#### [DATA PROVIDED]

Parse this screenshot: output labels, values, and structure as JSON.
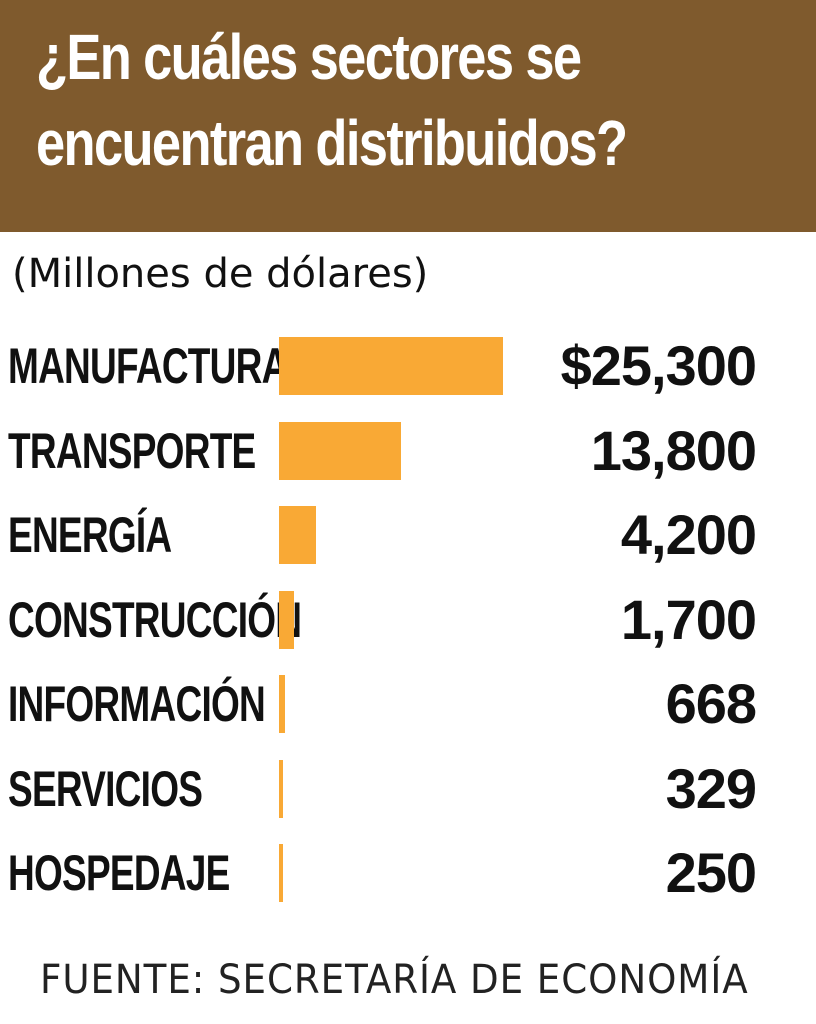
{
  "title_line1": "¿En cuáles sectores se",
  "title_line2": "encuentran distribuidos?",
  "subtitle": "(Millones de dólares)",
  "source": "FUENTE: SECRETARÍA DE ECONOMÍA",
  "colors": {
    "header": "#7f5a2d",
    "bar": "#f9a935",
    "text": "#111111"
  },
  "chart_data": {
    "type": "bar",
    "orientation": "horizontal",
    "title": "¿En cuáles sectores se encuentran distribuidos?",
    "subtitle": "(Millones de dólares)",
    "categories": [
      "MANUFACTURA",
      "TRANSPORTE",
      "ENERGÍA",
      "CONSTRUCCIÓN",
      "INFORMACIÓN",
      "SERVICIOS",
      "HOSPEDAJE"
    ],
    "values": [
      25300,
      13800,
      4200,
      1700,
      668,
      329,
      250
    ],
    "value_labels": [
      "$25,300",
      "13,800",
      "4,200",
      "1,700",
      "668",
      "329",
      "250"
    ],
    "xlim": [
      0,
      25300
    ],
    "grid": false,
    "legend": "none"
  }
}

#### [TASK STATEMENT]
Will you restate every entry word for word and omit the images?

#### [EXERCISE SOLUTION]
Parse this screenshot: output labels, values, and structure as JSON.
{
  "title_line1": "¿En cuáles sectores se",
  "title_line2": "encuentran distribuidos?",
  "subtitle": "(Millones de dólares)",
  "source": "FUENTE: SECRETARÍA DE ECONOMÍA",
  "colors": {
    "header": "#7f5a2d",
    "bar": "#f9a935",
    "text": "#111111"
  },
  "chart_data": {
    "type": "bar",
    "orientation": "horizontal",
    "title": "¿En cuáles sectores se encuentran distribuidos?",
    "subtitle": "(Millones de dólares)",
    "categories": [
      "MANUFACTURA",
      "TRANSPORTE",
      "ENERGÍA",
      "CONSTRUCCIÓN",
      "INFORMACIÓN",
      "SERVICIOS",
      "HOSPEDAJE"
    ],
    "values": [
      25300,
      13800,
      4200,
      1700,
      668,
      329,
      250
    ],
    "value_labels": [
      "$25,300",
      "13,800",
      "4,200",
      "1,700",
      "668",
      "329",
      "250"
    ],
    "xlim": [
      0,
      25300
    ],
    "grid": false,
    "legend": "none"
  }
}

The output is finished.